Each record is to be transcribed exactly.

Items from a figure collection
________________________________________

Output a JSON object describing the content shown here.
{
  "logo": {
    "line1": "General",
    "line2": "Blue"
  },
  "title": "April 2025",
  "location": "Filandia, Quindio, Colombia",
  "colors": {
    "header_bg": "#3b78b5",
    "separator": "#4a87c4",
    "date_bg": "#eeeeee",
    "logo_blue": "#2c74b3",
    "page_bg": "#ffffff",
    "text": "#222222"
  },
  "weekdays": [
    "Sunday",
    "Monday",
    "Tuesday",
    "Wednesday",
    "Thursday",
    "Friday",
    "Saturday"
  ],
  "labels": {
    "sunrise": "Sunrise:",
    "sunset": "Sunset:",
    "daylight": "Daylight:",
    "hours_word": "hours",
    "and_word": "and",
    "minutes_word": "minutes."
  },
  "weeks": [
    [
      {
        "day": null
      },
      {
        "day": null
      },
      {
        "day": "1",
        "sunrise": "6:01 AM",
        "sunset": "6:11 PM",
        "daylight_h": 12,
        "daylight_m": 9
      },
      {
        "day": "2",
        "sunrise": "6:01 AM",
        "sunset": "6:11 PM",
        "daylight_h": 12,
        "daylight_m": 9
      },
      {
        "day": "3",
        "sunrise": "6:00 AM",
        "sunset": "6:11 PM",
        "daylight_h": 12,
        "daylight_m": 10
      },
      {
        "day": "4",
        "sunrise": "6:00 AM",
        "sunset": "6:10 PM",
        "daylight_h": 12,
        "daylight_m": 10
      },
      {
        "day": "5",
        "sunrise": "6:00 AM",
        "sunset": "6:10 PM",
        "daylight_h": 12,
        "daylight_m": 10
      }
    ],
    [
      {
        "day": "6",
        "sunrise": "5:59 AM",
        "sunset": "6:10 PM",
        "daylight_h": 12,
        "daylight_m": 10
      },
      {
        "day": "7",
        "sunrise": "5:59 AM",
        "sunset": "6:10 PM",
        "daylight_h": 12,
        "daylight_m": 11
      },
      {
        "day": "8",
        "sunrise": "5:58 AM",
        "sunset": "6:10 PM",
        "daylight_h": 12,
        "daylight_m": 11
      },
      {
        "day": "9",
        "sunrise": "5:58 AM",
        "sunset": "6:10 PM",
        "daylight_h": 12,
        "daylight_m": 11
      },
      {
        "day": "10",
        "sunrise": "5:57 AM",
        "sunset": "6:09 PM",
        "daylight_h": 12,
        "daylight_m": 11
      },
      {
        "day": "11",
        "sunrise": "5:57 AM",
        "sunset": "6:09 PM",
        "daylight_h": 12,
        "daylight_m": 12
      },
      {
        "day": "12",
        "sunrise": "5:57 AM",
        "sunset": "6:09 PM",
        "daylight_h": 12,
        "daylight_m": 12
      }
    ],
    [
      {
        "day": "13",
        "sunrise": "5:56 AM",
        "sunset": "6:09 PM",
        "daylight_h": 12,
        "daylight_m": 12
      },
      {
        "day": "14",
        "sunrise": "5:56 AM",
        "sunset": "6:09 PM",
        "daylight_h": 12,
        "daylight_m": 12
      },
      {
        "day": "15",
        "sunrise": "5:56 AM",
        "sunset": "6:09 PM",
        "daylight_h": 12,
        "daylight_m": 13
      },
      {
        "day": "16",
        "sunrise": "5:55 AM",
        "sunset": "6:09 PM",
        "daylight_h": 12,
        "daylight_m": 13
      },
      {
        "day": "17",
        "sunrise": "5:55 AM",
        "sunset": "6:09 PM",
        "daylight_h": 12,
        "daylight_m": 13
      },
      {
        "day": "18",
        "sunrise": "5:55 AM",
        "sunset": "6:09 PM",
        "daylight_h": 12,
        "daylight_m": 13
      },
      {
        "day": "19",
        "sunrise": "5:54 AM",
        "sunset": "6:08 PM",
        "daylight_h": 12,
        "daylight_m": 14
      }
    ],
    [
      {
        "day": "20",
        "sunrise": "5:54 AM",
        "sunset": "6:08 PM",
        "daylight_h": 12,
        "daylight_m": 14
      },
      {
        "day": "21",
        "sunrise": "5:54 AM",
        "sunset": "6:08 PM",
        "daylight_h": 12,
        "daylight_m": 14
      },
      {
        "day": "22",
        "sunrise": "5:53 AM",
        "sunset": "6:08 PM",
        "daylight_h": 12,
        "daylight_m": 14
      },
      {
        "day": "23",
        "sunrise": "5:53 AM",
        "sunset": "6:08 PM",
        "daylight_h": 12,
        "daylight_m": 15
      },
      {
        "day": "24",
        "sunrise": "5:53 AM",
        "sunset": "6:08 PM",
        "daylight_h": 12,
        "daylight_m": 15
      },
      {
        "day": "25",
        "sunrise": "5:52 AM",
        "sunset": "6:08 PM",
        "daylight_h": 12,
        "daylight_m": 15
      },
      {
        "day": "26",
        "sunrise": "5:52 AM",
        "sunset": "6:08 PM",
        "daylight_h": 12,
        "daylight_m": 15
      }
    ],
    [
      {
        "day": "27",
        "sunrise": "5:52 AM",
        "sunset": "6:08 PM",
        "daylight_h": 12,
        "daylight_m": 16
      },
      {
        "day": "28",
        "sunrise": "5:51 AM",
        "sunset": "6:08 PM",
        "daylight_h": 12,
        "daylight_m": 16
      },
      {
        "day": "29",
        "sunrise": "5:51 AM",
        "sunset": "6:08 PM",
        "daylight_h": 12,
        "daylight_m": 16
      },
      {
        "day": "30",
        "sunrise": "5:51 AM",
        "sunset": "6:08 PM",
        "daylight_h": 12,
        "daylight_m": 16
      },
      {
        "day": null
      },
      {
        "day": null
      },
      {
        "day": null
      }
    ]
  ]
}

________________________________________

= FULL ANSWER =
Output a JSON object describing the content shown here.
{
  "logo": {
    "line1": "General",
    "line2": "Blue"
  },
  "title": "April 2025",
  "location": "Filandia, Quindio, Colombia",
  "colors": {
    "header_bg": "#3b78b5",
    "separator": "#4a87c4",
    "date_bg": "#eeeeee",
    "logo_blue": "#2c74b3",
    "page_bg": "#ffffff",
    "text": "#222222"
  },
  "weekdays": [
    "Sunday",
    "Monday",
    "Tuesday",
    "Wednesday",
    "Thursday",
    "Friday",
    "Saturday"
  ],
  "labels": {
    "sunrise": "Sunrise:",
    "sunset": "Sunset:",
    "daylight": "Daylight:",
    "hours_word": "hours",
    "and_word": "and",
    "minutes_word": "minutes."
  },
  "weeks": [
    [
      {
        "day": null
      },
      {
        "day": null
      },
      {
        "day": "1",
        "sunrise": "6:01 AM",
        "sunset": "6:11 PM",
        "daylight_h": 12,
        "daylight_m": 9
      },
      {
        "day": "2",
        "sunrise": "6:01 AM",
        "sunset": "6:11 PM",
        "daylight_h": 12,
        "daylight_m": 9
      },
      {
        "day": "3",
        "sunrise": "6:00 AM",
        "sunset": "6:11 PM",
        "daylight_h": 12,
        "daylight_m": 10
      },
      {
        "day": "4",
        "sunrise": "6:00 AM",
        "sunset": "6:10 PM",
        "daylight_h": 12,
        "daylight_m": 10
      },
      {
        "day": "5",
        "sunrise": "6:00 AM",
        "sunset": "6:10 PM",
        "daylight_h": 12,
        "daylight_m": 10
      }
    ],
    [
      {
        "day": "6",
        "sunrise": "5:59 AM",
        "sunset": "6:10 PM",
        "daylight_h": 12,
        "daylight_m": 10
      },
      {
        "day": "7",
        "sunrise": "5:59 AM",
        "sunset": "6:10 PM",
        "daylight_h": 12,
        "daylight_m": 11
      },
      {
        "day": "8",
        "sunrise": "5:58 AM",
        "sunset": "6:10 PM",
        "daylight_h": 12,
        "daylight_m": 11
      },
      {
        "day": "9",
        "sunrise": "5:58 AM",
        "sunset": "6:10 PM",
        "daylight_h": 12,
        "daylight_m": 11
      },
      {
        "day": "10",
        "sunrise": "5:57 AM",
        "sunset": "6:09 PM",
        "daylight_h": 12,
        "daylight_m": 11
      },
      {
        "day": "11",
        "sunrise": "5:57 AM",
        "sunset": "6:09 PM",
        "daylight_h": 12,
        "daylight_m": 12
      },
      {
        "day": "12",
        "sunrise": "5:57 AM",
        "sunset": "6:09 PM",
        "daylight_h": 12,
        "daylight_m": 12
      }
    ],
    [
      {
        "day": "13",
        "sunrise": "5:56 AM",
        "sunset": "6:09 PM",
        "daylight_h": 12,
        "daylight_m": 12
      },
      {
        "day": "14",
        "sunrise": "5:56 AM",
        "sunset": "6:09 PM",
        "daylight_h": 12,
        "daylight_m": 12
      },
      {
        "day": "15",
        "sunrise": "5:56 AM",
        "sunset": "6:09 PM",
        "daylight_h": 12,
        "daylight_m": 13
      },
      {
        "day": "16",
        "sunrise": "5:55 AM",
        "sunset": "6:09 PM",
        "daylight_h": 12,
        "daylight_m": 13
      },
      {
        "day": "17",
        "sunrise": "5:55 AM",
        "sunset": "6:09 PM",
        "daylight_h": 12,
        "daylight_m": 13
      },
      {
        "day": "18",
        "sunrise": "5:55 AM",
        "sunset": "6:09 PM",
        "daylight_h": 12,
        "daylight_m": 13
      },
      {
        "day": "19",
        "sunrise": "5:54 AM",
        "sunset": "6:08 PM",
        "daylight_h": 12,
        "daylight_m": 14
      }
    ],
    [
      {
        "day": "20",
        "sunrise": "5:54 AM",
        "sunset": "6:08 PM",
        "daylight_h": 12,
        "daylight_m": 14
      },
      {
        "day": "21",
        "sunrise": "5:54 AM",
        "sunset": "6:08 PM",
        "daylight_h": 12,
        "daylight_m": 14
      },
      {
        "day": "22",
        "sunrise": "5:53 AM",
        "sunset": "6:08 PM",
        "daylight_h": 12,
        "daylight_m": 14
      },
      {
        "day": "23",
        "sunrise": "5:53 AM",
        "sunset": "6:08 PM",
        "daylight_h": 12,
        "daylight_m": 15
      },
      {
        "day": "24",
        "sunrise": "5:53 AM",
        "sunset": "6:08 PM",
        "daylight_h": 12,
        "daylight_m": 15
      },
      {
        "day": "25",
        "sunrise": "5:52 AM",
        "sunset": "6:08 PM",
        "daylight_h": 12,
        "daylight_m": 15
      },
      {
        "day": "26",
        "sunrise": "5:52 AM",
        "sunset": "6:08 PM",
        "daylight_h": 12,
        "daylight_m": 15
      }
    ],
    [
      {
        "day": "27",
        "sunrise": "5:52 AM",
        "sunset": "6:08 PM",
        "daylight_h": 12,
        "daylight_m": 16
      },
      {
        "day": "28",
        "sunrise": "5:51 AM",
        "sunset": "6:08 PM",
        "daylight_h": 12,
        "daylight_m": 16
      },
      {
        "day": "29",
        "sunrise": "5:51 AM",
        "sunset": "6:08 PM",
        "daylight_h": 12,
        "daylight_m": 16
      },
      {
        "day": "30",
        "sunrise": "5:51 AM",
        "sunset": "6:08 PM",
        "daylight_h": 12,
        "daylight_m": 16
      },
      {
        "day": null
      },
      {
        "day": null
      },
      {
        "day": null
      }
    ]
  ]
}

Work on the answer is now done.